<<<<

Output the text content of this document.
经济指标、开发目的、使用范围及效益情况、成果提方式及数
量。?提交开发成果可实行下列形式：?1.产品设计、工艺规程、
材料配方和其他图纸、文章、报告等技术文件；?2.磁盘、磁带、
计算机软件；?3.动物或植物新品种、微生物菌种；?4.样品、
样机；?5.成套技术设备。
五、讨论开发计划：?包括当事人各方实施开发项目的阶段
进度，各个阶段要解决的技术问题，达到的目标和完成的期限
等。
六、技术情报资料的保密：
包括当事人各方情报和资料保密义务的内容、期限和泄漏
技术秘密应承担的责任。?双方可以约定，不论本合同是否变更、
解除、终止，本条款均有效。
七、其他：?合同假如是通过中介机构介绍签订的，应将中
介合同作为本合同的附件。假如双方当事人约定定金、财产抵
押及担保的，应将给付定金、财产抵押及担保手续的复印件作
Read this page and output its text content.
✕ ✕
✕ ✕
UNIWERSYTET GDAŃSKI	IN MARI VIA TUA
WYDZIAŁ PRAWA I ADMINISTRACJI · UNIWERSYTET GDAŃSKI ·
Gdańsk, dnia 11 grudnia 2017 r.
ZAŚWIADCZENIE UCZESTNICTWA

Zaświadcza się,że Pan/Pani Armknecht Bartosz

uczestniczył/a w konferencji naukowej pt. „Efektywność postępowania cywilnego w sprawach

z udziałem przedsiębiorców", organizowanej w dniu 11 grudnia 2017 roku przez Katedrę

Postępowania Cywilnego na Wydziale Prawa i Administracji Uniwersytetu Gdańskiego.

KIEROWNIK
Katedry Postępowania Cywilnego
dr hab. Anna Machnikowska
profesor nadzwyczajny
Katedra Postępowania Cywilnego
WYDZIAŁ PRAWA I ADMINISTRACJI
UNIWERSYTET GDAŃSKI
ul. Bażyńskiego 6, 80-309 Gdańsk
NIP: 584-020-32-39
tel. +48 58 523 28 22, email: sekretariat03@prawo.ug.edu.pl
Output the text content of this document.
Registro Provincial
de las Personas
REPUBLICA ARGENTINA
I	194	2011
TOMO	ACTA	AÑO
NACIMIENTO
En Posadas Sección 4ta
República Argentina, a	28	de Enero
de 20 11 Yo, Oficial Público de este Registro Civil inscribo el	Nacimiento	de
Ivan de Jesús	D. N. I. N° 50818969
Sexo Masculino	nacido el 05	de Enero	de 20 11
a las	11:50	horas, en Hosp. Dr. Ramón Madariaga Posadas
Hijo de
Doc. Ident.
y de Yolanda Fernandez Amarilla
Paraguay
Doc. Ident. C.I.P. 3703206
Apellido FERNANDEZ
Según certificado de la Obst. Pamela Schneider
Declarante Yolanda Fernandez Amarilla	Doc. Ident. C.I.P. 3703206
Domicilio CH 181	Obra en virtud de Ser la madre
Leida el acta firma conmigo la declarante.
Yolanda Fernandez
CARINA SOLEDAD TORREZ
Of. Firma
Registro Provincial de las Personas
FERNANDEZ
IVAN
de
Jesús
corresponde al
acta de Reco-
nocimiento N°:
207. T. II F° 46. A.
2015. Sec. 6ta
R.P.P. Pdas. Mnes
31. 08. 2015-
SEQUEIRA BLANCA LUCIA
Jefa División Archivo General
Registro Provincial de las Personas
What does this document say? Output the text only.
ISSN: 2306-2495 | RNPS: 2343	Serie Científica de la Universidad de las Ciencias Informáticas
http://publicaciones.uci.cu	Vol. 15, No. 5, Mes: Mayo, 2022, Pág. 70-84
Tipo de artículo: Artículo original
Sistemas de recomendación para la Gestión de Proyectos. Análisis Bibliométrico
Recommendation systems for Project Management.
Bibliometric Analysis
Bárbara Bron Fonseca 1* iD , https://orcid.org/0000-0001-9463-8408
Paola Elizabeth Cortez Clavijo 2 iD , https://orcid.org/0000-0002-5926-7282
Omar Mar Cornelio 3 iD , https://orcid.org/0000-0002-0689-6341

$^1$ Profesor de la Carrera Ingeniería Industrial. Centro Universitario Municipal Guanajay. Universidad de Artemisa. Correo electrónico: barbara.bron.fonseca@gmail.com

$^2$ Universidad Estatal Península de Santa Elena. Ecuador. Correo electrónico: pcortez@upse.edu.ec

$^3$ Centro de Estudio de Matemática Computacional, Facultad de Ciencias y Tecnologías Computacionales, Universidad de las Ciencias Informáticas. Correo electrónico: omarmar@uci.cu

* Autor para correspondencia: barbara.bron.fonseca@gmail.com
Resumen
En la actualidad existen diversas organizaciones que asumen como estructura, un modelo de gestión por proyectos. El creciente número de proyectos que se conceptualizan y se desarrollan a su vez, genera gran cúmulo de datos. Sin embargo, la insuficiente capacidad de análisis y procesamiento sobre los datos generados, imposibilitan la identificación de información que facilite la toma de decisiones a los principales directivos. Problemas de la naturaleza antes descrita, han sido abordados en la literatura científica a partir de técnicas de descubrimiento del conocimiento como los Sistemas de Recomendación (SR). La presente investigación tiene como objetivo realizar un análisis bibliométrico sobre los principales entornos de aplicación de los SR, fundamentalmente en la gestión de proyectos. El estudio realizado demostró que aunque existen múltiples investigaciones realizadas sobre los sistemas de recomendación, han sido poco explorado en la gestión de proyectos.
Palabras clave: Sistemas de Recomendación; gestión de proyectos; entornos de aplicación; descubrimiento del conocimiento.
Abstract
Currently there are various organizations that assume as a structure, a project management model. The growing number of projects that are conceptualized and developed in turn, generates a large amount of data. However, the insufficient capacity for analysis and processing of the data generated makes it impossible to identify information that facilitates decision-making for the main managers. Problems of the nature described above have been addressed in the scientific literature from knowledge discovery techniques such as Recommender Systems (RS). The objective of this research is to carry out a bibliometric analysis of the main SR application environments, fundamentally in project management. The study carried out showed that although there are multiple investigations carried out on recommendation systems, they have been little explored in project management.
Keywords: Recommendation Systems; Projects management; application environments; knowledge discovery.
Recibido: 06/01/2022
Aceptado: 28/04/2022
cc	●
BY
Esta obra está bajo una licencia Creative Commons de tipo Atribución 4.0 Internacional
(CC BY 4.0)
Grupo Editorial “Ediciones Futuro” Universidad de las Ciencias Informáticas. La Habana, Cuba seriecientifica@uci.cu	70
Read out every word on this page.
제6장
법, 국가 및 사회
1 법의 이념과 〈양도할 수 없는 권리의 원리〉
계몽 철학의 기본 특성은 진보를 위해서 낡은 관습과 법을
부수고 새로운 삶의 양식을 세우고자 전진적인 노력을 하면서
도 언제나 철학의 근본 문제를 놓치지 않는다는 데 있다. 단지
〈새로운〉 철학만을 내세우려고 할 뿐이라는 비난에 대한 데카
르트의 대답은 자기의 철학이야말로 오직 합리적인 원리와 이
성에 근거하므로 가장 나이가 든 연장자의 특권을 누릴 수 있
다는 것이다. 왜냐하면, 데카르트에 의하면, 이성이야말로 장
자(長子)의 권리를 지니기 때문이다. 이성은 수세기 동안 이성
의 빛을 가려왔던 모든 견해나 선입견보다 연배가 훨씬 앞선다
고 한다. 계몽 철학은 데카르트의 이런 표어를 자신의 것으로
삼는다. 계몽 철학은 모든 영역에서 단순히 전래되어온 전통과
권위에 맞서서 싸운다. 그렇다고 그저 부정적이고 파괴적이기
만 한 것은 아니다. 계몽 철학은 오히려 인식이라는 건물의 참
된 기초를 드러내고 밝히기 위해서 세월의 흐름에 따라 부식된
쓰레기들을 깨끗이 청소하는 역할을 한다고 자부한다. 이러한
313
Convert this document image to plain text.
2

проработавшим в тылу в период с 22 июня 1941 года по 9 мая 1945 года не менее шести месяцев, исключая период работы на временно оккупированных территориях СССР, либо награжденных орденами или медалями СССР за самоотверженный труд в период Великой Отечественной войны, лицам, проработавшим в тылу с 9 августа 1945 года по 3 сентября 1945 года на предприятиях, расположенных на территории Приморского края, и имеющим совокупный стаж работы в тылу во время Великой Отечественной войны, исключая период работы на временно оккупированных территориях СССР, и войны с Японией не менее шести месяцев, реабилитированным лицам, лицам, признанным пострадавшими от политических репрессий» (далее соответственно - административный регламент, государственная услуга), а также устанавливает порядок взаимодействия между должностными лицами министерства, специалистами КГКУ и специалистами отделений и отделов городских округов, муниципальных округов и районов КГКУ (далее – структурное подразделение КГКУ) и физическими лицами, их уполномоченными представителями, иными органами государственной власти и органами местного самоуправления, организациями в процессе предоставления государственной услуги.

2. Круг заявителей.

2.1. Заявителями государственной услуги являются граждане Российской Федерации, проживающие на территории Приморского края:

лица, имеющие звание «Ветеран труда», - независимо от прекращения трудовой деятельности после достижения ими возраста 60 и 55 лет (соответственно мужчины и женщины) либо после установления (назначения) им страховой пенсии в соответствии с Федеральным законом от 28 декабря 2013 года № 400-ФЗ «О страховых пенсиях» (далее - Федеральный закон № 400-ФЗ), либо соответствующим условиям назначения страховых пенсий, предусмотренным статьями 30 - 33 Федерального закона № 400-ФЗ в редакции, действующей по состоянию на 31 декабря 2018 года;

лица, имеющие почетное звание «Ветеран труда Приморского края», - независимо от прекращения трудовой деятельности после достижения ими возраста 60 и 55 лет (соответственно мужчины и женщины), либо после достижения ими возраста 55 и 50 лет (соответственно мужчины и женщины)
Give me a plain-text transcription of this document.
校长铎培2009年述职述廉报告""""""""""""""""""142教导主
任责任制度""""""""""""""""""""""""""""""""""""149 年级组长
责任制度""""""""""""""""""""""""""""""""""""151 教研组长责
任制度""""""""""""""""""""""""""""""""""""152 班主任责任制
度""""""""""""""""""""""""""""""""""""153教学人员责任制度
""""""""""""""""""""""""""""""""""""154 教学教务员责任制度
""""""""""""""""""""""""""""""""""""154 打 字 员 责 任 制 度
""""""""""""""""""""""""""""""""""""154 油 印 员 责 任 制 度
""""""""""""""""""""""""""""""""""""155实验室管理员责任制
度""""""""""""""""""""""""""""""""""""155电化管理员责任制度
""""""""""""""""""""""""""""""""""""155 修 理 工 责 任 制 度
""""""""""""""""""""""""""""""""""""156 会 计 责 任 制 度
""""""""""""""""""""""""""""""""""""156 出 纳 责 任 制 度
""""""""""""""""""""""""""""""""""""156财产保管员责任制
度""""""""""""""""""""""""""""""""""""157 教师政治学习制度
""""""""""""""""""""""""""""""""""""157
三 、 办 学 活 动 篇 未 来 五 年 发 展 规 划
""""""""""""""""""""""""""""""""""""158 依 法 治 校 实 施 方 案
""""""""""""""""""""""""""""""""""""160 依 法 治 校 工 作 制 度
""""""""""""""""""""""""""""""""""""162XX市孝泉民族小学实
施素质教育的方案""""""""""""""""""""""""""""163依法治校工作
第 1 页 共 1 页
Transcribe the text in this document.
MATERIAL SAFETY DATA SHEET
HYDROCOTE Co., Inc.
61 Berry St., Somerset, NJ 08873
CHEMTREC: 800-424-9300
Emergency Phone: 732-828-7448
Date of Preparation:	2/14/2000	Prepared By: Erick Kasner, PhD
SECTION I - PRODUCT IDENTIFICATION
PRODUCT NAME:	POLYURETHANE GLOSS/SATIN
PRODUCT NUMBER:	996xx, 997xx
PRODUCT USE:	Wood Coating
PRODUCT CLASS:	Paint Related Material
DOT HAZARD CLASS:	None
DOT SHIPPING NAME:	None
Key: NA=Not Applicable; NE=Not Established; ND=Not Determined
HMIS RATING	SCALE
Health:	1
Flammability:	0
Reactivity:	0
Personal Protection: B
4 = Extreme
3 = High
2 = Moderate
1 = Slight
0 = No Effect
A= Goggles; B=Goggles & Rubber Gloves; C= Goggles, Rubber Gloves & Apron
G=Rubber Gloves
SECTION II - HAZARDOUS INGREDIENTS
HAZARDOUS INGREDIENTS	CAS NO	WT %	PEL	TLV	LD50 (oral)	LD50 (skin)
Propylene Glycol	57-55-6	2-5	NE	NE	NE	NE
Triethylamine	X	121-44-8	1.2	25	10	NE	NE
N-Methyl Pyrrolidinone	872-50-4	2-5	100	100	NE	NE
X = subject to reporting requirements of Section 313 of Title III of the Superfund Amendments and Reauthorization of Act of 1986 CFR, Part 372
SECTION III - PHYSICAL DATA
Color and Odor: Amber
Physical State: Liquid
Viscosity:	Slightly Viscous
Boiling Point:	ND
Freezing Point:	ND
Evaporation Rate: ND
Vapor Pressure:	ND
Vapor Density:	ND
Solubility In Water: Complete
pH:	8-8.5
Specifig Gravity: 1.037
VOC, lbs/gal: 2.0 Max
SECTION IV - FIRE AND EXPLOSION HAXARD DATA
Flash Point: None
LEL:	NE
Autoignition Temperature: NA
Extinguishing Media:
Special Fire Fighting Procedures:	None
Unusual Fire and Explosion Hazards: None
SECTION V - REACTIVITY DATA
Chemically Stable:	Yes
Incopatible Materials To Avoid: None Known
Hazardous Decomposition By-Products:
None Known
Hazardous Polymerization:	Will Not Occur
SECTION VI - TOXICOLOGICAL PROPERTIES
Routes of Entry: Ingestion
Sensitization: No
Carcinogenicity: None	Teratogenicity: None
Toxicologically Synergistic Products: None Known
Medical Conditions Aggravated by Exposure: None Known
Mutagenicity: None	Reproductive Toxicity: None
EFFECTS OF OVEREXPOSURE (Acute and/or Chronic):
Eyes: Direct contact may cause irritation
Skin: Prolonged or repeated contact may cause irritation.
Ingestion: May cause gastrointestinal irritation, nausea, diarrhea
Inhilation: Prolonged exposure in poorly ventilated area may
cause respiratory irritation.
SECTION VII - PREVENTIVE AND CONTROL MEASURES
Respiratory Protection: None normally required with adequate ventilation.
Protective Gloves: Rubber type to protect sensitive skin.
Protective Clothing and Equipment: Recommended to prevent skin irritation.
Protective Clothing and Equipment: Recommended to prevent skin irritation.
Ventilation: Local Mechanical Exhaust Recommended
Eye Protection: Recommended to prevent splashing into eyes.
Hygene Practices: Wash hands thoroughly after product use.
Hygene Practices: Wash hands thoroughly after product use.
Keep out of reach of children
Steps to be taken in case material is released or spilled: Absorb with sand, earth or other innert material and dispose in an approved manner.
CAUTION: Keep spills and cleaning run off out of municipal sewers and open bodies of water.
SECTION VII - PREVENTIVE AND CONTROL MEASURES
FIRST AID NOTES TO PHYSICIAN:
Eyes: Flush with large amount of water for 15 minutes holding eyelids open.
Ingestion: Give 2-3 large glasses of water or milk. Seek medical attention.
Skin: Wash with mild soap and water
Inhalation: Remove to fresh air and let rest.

>>>>

(WHAT IS EXPECTED):
Where does the word "this" appear in the listing? List each line that holds it.

(OUTPUT OF THE TASK):
Output the text content of this document.
Read this page and output its text content.
Output the text content of this document.
What does this document say? Output the text only.
Currently there are various organizations that assume as a structure, a project management model. The growing number of projects that are conceptualized and developed in turn, generates a large amount of data. However, the insufficient capacity for analysis and processing of the data generated makes it impossible to identify information that facilitates decision-making for the main managers. Problems of the nature described above have been addressed in the scientific literature from knowledge discovery techniques such as Recommender Systems (RS). The objective of this research is to carry out a bibliometric analysis of the main SR application environments, fundamentally in project management. The study carried out showed that although there are multiple investigations carried out on recommendation systems, they have been little explored in project management.
Read out every word on this page.
Convert this document image to plain text.
Give me a plain-text transcription of this document.
Transcribe the text in this document.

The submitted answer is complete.